**** Exercise inputs

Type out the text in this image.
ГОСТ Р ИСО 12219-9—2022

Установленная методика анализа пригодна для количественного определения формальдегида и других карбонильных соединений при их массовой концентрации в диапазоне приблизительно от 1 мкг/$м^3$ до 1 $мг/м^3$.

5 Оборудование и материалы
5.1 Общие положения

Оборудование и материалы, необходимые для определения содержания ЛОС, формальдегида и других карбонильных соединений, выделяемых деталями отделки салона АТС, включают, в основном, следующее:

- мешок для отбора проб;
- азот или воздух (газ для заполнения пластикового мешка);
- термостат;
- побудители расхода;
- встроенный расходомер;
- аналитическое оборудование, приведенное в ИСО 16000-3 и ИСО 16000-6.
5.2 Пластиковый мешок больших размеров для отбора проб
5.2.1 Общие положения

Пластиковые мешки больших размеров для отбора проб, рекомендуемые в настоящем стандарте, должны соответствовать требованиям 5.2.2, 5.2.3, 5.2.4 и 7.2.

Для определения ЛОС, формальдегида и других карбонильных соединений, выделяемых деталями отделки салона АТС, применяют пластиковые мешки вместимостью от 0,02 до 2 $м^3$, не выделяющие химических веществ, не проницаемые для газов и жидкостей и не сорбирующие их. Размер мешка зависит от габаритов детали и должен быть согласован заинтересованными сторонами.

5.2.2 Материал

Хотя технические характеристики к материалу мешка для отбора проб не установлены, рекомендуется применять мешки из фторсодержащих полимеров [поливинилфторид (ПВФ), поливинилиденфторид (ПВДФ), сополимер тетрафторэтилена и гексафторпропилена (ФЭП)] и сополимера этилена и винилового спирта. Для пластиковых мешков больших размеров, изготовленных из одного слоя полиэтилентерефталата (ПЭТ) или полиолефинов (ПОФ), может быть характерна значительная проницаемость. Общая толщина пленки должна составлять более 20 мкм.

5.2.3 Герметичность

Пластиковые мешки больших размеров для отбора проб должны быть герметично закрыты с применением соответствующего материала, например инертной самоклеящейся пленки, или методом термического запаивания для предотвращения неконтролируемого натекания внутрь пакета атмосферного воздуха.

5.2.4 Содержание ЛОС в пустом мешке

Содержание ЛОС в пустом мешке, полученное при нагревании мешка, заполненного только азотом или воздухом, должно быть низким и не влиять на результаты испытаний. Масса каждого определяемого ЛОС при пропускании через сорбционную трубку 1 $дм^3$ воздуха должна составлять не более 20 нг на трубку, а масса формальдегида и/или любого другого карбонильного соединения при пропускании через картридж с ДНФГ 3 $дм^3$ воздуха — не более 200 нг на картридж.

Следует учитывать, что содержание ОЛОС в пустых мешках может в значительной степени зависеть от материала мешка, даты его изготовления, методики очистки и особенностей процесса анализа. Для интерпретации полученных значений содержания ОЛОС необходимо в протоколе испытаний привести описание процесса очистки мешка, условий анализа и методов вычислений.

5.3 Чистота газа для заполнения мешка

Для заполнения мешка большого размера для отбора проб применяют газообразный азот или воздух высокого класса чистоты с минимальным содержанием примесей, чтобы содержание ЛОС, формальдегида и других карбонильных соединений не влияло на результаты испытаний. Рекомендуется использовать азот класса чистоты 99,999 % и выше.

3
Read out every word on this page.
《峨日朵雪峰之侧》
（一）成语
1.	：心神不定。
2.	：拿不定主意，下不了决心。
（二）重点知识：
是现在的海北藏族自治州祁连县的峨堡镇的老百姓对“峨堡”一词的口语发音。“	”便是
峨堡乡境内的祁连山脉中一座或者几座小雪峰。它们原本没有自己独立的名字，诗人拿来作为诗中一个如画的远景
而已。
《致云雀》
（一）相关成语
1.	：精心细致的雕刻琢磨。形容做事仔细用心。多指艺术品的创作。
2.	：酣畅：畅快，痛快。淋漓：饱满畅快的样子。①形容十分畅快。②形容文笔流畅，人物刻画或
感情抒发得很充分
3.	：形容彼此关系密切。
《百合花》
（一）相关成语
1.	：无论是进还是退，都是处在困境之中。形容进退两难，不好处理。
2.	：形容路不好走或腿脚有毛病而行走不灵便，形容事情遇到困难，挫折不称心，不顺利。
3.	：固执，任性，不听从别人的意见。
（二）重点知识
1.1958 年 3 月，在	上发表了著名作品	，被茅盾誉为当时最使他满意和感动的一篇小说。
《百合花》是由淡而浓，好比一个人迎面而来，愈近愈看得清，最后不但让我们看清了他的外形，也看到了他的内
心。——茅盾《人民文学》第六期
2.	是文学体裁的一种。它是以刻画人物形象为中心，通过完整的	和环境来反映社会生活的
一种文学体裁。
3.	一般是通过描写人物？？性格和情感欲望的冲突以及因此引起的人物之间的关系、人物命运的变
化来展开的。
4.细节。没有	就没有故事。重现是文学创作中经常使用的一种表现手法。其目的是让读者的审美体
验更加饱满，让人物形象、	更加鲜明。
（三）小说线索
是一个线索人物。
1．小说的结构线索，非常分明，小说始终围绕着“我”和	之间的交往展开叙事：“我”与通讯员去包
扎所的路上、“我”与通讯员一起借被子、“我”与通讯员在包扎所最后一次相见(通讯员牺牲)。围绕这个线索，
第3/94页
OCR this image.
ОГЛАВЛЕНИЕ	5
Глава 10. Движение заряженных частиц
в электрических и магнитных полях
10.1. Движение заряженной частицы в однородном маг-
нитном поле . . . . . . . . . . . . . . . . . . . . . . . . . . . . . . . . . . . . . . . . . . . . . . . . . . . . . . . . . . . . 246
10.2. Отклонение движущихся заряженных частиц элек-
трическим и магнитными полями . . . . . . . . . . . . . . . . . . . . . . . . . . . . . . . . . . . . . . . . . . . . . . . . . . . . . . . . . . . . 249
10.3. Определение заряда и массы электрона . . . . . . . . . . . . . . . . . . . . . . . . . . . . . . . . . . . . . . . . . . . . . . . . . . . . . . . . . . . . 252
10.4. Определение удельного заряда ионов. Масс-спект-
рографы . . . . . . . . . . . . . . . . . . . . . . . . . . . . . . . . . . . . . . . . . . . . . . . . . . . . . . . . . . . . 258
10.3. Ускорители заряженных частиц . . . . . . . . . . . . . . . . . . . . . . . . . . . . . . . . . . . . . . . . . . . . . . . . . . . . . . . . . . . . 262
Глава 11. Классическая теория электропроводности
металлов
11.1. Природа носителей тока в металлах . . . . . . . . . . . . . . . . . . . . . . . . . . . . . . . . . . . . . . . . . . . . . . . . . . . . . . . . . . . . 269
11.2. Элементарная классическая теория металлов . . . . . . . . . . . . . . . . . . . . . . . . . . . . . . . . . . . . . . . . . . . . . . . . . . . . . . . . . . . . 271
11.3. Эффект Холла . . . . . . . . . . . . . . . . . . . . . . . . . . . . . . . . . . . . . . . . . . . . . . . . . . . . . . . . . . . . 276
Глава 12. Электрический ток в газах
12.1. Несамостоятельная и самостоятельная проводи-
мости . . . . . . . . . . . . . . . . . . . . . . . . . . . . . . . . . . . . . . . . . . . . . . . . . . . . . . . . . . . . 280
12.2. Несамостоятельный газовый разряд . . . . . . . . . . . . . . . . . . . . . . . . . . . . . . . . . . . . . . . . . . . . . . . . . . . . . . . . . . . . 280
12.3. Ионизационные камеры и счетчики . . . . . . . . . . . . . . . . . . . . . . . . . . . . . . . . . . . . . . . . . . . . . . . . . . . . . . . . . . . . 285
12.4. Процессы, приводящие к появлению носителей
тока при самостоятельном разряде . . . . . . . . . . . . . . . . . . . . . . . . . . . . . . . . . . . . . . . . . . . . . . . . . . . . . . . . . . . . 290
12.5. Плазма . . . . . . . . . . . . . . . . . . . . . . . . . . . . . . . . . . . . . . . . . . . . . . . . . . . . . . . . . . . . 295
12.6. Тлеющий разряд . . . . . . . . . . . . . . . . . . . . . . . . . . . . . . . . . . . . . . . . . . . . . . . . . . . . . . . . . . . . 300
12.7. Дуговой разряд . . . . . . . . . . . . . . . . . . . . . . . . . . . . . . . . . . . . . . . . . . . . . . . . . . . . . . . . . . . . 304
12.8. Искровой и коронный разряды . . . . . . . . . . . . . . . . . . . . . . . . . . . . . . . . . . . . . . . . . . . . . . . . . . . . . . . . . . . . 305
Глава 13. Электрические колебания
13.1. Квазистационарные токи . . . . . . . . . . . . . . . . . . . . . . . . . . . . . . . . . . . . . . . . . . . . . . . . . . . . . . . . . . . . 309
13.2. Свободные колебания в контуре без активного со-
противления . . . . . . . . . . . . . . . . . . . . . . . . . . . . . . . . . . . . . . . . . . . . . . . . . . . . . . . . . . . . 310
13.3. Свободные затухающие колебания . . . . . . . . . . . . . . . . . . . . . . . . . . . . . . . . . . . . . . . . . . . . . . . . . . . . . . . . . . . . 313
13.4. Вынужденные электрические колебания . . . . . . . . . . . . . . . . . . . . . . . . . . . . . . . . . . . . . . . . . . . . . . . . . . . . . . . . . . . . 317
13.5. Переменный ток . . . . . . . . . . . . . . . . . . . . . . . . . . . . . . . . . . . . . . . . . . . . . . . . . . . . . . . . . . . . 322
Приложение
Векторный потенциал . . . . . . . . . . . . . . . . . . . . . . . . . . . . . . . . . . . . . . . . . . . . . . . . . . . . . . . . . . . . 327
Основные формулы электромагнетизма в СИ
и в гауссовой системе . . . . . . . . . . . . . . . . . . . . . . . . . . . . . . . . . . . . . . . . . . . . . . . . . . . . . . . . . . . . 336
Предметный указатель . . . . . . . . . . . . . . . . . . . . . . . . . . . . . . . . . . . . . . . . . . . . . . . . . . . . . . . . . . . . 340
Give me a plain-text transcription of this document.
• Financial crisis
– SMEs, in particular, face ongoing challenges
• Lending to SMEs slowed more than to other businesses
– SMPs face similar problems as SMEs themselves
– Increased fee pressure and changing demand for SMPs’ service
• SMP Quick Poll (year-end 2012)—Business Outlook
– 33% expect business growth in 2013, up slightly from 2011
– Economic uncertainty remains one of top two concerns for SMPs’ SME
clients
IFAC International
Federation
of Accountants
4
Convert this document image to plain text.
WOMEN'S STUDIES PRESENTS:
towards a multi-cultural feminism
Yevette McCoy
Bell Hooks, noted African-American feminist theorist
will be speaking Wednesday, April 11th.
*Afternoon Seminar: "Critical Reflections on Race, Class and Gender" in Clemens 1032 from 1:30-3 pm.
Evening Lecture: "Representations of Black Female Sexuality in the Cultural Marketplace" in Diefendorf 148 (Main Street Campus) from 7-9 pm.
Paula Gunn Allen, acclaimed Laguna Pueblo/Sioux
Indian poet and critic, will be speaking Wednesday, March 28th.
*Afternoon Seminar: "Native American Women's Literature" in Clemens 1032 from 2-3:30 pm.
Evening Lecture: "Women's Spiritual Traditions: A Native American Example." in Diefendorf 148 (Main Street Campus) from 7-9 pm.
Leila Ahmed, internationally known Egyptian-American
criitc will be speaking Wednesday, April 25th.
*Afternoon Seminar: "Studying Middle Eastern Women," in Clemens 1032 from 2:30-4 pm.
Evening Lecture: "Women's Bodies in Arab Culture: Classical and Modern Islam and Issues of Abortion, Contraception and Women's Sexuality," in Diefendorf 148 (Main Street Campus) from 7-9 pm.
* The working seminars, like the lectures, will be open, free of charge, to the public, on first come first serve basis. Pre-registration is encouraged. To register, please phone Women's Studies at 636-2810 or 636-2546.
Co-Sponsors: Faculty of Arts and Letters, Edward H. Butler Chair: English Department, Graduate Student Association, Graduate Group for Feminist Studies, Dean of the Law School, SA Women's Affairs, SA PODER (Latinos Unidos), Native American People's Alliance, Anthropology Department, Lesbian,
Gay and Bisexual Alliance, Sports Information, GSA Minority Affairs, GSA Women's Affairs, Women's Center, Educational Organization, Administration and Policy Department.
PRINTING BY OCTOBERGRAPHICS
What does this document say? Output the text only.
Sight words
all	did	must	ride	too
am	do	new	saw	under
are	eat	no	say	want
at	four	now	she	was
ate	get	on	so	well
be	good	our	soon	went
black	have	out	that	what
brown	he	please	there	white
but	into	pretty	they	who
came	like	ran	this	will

********

▸ **Problem description**
For the data above, state only how many lines include the word "Street".

▸ **Expected output**
3